> DIRECTIONS
Collect each line holding the string "Charging".

Rows from a figure dataset:
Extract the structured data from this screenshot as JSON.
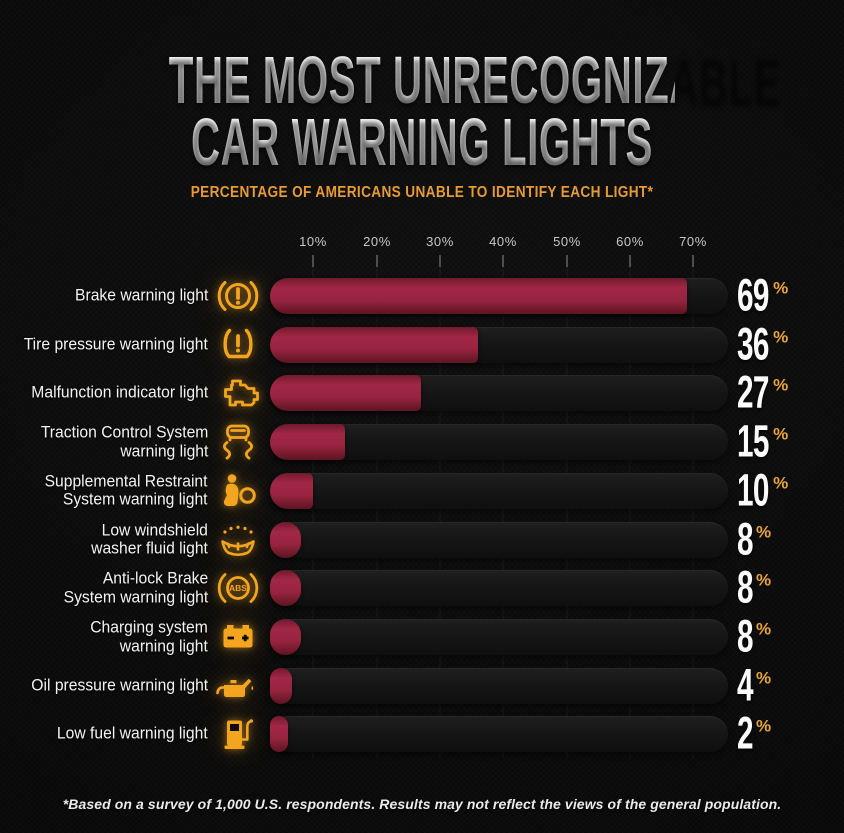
{
  "header": {
    "title_line1": "THE MOST UNRECOGNIZABLE",
    "title_line2": "CAR WARNING LIGHTS",
    "subtitle": "PERCENTAGE OF AMERICANS UNABLE TO IDENTIFY EACH LIGHT*"
  },
  "chart_data": {
    "type": "bar",
    "orientation": "horizontal",
    "title": "The Most Unrecognizable Car Warning Lights",
    "subtitle": "Percentage of Americans unable to identify each light*",
    "unit": "%",
    "xlim": [
      0,
      72
    ],
    "x_tick_labels": [
      "10%",
      "20%",
      "30%",
      "40%",
      "50%",
      "60%",
      "70%"
    ],
    "x_tick_values": [
      10,
      20,
      30,
      40,
      50,
      60,
      70
    ],
    "grid": true,
    "legend": false,
    "categories": [
      "Brake warning light",
      "Tire pressure warning light",
      "Malfunction indicator light",
      "Traction Control System warning light",
      "Supplemental Restraint System warning light",
      "Low windshield washer fluid light",
      "Anti-lock Brake System warning light",
      "Charging system warning light",
      "Oil pressure warning light",
      "Low fuel warning light"
    ],
    "values": [
      69,
      36,
      27,
      15,
      10,
      8,
      8,
      8,
      4,
      2
    ],
    "rows": [
      {
        "label_lines": [
          "Brake warning light"
        ],
        "icon": "brake-warning-icon",
        "value": 69
      },
      {
        "label_lines": [
          "Tire pressure warning light"
        ],
        "icon": "tire-pressure-icon",
        "value": 36
      },
      {
        "label_lines": [
          "Malfunction indicator light"
        ],
        "icon": "engine-malfunction-icon",
        "value": 27
      },
      {
        "label_lines": [
          "Traction Control System",
          "warning light"
        ],
        "icon": "traction-control-icon",
        "value": 15
      },
      {
        "label_lines": [
          "Supplemental Restraint",
          "System warning light"
        ],
        "icon": "airbag-icon",
        "value": 10
      },
      {
        "label_lines": [
          "Low windshield",
          "washer fluid light"
        ],
        "icon": "washer-fluid-icon",
        "value": 8
      },
      {
        "label_lines": [
          "Anti-lock Brake",
          "System warning light"
        ],
        "icon": "abs-icon",
        "value": 8
      },
      {
        "label_lines": [
          "Charging system",
          "warning light"
        ],
        "icon": "battery-icon",
        "value": 8
      },
      {
        "label_lines": [
          "Oil pressure warning light"
        ],
        "icon": "oil-pressure-icon",
        "value": 4
      },
      {
        "label_lines": [
          "Low fuel warning light"
        ],
        "icon": "fuel-pump-icon",
        "value": 2
      }
    ]
  },
  "colors": {
    "background": "#0a0a0a",
    "bar_fill_crimson": "#97233f",
    "bar_track": "#161616",
    "icon_amber": "#f3a51f",
    "subtitle_orange": "#e79b35",
    "value_percent_orange": "#e8a43b",
    "title_white": "#f2f2f2",
    "axis_gray": "#c7c7c7"
  },
  "footer": {
    "note": "*Based on a survey of 1,000 U.S. respondents. Results may not reflect the views of the general population."
  }
}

> SOLUTION TO THE EXERCISE
      "Charging system warning light",
          "Charging system",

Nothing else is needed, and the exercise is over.